** START OF Information given **

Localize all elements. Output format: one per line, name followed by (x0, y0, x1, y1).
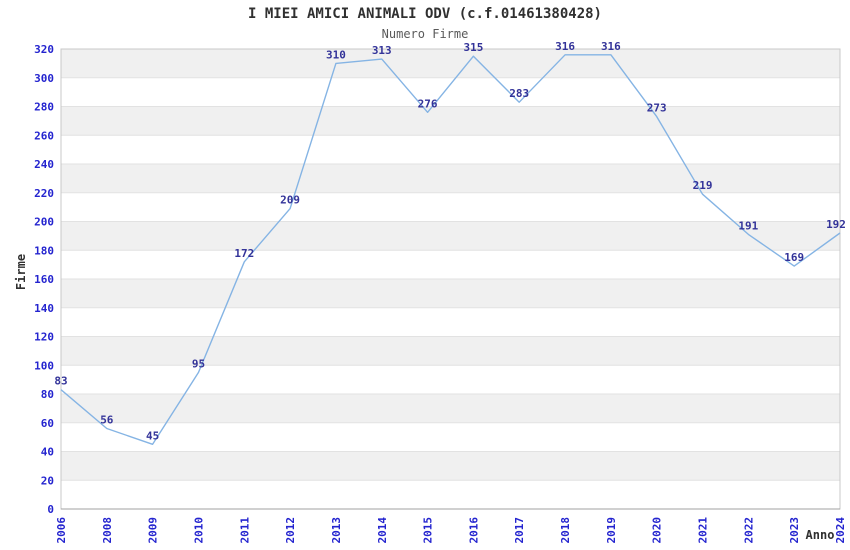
x-tick-label: 2020 (651, 517, 664, 544)
y-tick-label: 260 (34, 129, 54, 142)
data-label: 95 (192, 357, 205, 370)
data-label: 316 (601, 40, 621, 53)
x-tick-label: 2019 (605, 517, 618, 544)
plot-band (61, 422, 840, 452)
y-tick-label: 140 (34, 302, 54, 315)
plot-band (61, 307, 840, 337)
y-tick-label: 180 (34, 244, 54, 257)
x-tick-label: 2009 (147, 517, 160, 544)
x-tick-label: 2006 (55, 517, 68, 544)
data-label: 45 (146, 429, 159, 442)
x-tick-label: 2023 (788, 517, 801, 544)
data-label: 191 (738, 219, 758, 232)
y-tick-label: 60 (41, 417, 54, 430)
x-tick-label: 2015 (422, 517, 435, 544)
y-tick-label: 200 (34, 216, 54, 229)
plot-band (61, 394, 840, 423)
plot-band (61, 49, 840, 78)
x-tick-label: 2008 (101, 517, 114, 544)
x-tick-label: 2022 (742, 517, 755, 544)
plot-band (61, 279, 840, 308)
y-tick-label: 240 (34, 158, 54, 171)
y-tick-label: 280 (34, 101, 54, 114)
x-tick-label: 2010 (192, 517, 205, 544)
y-tick-label: 320 (34, 43, 54, 56)
chart-title: I MIEI AMICI ANIMALI ODV (c.f.0146138042… (247, 6, 602, 22)
y-tick-label: 0 (47, 503, 54, 516)
x-tick-label: 2014 (376, 517, 389, 544)
x-tick-label: 2017 (513, 517, 526, 544)
data-label: 209 (280, 194, 300, 207)
data-label: 315 (463, 41, 483, 54)
plot-band (61, 164, 840, 193)
data-label: 310 (326, 48, 346, 61)
data-label: 192 (826, 218, 846, 231)
y-tick-label: 20 (41, 474, 54, 487)
y-tick-label: 100 (34, 359, 54, 372)
y-tick-label: 300 (34, 72, 54, 85)
chart-subtitle: Numero Firme (381, 27, 469, 41)
plot-band (61, 336, 840, 366)
plot-band (61, 451, 840, 481)
data-label: 316 (555, 40, 575, 53)
x-tick-label: 2018 (559, 517, 572, 544)
plot-band (61, 192, 840, 222)
x-tick-label: 2016 (467, 517, 480, 544)
plot-band (61, 250, 840, 279)
y-tick-label: 220 (34, 187, 54, 200)
data-label: 219 (693, 179, 713, 192)
data-label: 172 (234, 247, 254, 260)
y-tick-label: 80 (41, 388, 54, 401)
data-line (60, 54, 841, 445)
x-tick-label: 2013 (330, 517, 343, 544)
y-tick-label: 120 (34, 331, 54, 344)
y-tick-label: 160 (34, 273, 54, 286)
x-tick-label: 2012 (284, 517, 297, 544)
data-label: 56 (100, 414, 114, 427)
plot-band (61, 480, 840, 509)
x-tick-label: 2021 (697, 517, 710, 544)
data-label: 276 (418, 97, 438, 110)
plot-band (61, 77, 840, 107)
data-label: 313 (372, 44, 392, 57)
plot-band (61, 106, 840, 136)
plot-band (61, 221, 840, 251)
data-label: 283 (509, 87, 529, 100)
x-tick-label: 2011 (238, 517, 251, 544)
data-label: 83 (54, 375, 67, 388)
plot-band (61, 135, 840, 164)
data-label: 169 (784, 251, 804, 264)
data-label: 273 (647, 102, 667, 115)
x-tick-label: 2024 (834, 517, 847, 544)
plot-band (61, 365, 840, 394)
y-tick-label: 40 (41, 446, 54, 459)
x-axis-title: Anno (805, 528, 835, 542)
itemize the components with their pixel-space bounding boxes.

** END OF Information given **

Return every line of the records above word for word, leaving out the pictures.

### [Response for this exercise]
Localize all elements. Output format: one per line, name followed by (x0, y0, x1, y1).
x-tick-label: 2020 (651, 517, 664, 544)
y-tick-label: 260 (34, 129, 54, 142)
data-label: 95 (192, 357, 205, 370)
data-label: 316 (601, 40, 621, 53)
x-tick-label: 2019 (605, 517, 618, 544)
plot-band (61, 422, 840, 452)
y-tick-label: 140 (34, 302, 54, 315)
plot-band (61, 307, 840, 337)
y-tick-label: 180 (34, 244, 54, 257)
x-tick-label: 2009 (147, 517, 160, 544)
x-tick-label: 2006 (55, 517, 68, 544)
data-label: 45 (146, 429, 159, 442)
x-tick-label: 2023 (788, 517, 801, 544)
data-label: 191 (738, 219, 758, 232)
y-tick-label: 60 (41, 417, 54, 430)
x-tick-label: 2015 (422, 517, 435, 544)
y-tick-label: 200 (34, 216, 54, 229)
plot-band (61, 394, 840, 423)
plot-band (61, 49, 840, 78)
x-tick-label: 2008 (101, 517, 114, 544)
x-tick-label: 2022 (742, 517, 755, 544)
plot-band (61, 279, 840, 308)
y-tick-label: 240 (34, 158, 54, 171)
y-tick-label: 280 (34, 101, 54, 114)
x-tick-label: 2010 (192, 517, 205, 544)
y-tick-label: 320 (34, 43, 54, 56)
chart-title: I MIEI AMICI ANIMALI ODV (c.f.0146138042… (247, 6, 602, 22)
y-tick-label: 0 (47, 503, 54, 516)
x-tick-label: 2014 (376, 517, 389, 544)
x-tick-label: 2017 (513, 517, 526, 544)
data-label: 209 (280, 194, 300, 207)
data-label: 315 (463, 41, 483, 54)
plot-band (61, 164, 840, 193)
data-label: 310 (326, 48, 346, 61)
data-label: 192 (826, 218, 846, 231)
y-tick-label: 20 (41, 474, 54, 487)
y-tick-label: 100 (34, 359, 54, 372)
y-tick-label: 300 (34, 72, 54, 85)
chart-subtitle: Numero Firme (381, 27, 469, 41)
plot-band (61, 336, 840, 366)
plot-band (61, 451, 840, 481)
data-label: 316 (555, 40, 575, 53)
x-tick-label: 2018 (559, 517, 572, 544)
plot-band (61, 192, 840, 222)
x-tick-label: 2016 (467, 517, 480, 544)
plot-band (61, 250, 840, 279)
y-tick-label: 220 (34, 187, 54, 200)
data-label: 219 (693, 179, 713, 192)
data-label: 172 (234, 247, 254, 260)
y-tick-label: 80 (41, 388, 54, 401)
data-line (60, 54, 841, 445)
x-tick-label: 2013 (330, 517, 343, 544)
y-tick-label: 120 (34, 331, 54, 344)
y-tick-label: 160 (34, 273, 54, 286)
x-tick-label: 2012 (284, 517, 297, 544)
data-label: 56 (100, 414, 114, 427)
plot-band (61, 480, 840, 509)
x-tick-label: 2021 (697, 517, 710, 544)
data-label: 276 (418, 97, 438, 110)
plot-band (61, 77, 840, 107)
data-label: 313 (372, 44, 392, 57)
plot-band (61, 106, 840, 136)
plot-band (61, 221, 840, 251)
data-label: 283 (509, 87, 529, 100)
x-tick-label: 2011 (238, 517, 251, 544)
data-label: 83 (54, 375, 67, 388)
plot-band (61, 135, 840, 164)
data-label: 169 (784, 251, 804, 264)
data-label: 273 (647, 102, 667, 115)
x-tick-label: 2024 (834, 517, 847, 544)
plot-band (61, 365, 840, 394)
y-tick-label: 40 (41, 446, 54, 459)
x-axis-title: Anno (805, 528, 835, 542)
itemize the components with their pixel-space bounding boxes.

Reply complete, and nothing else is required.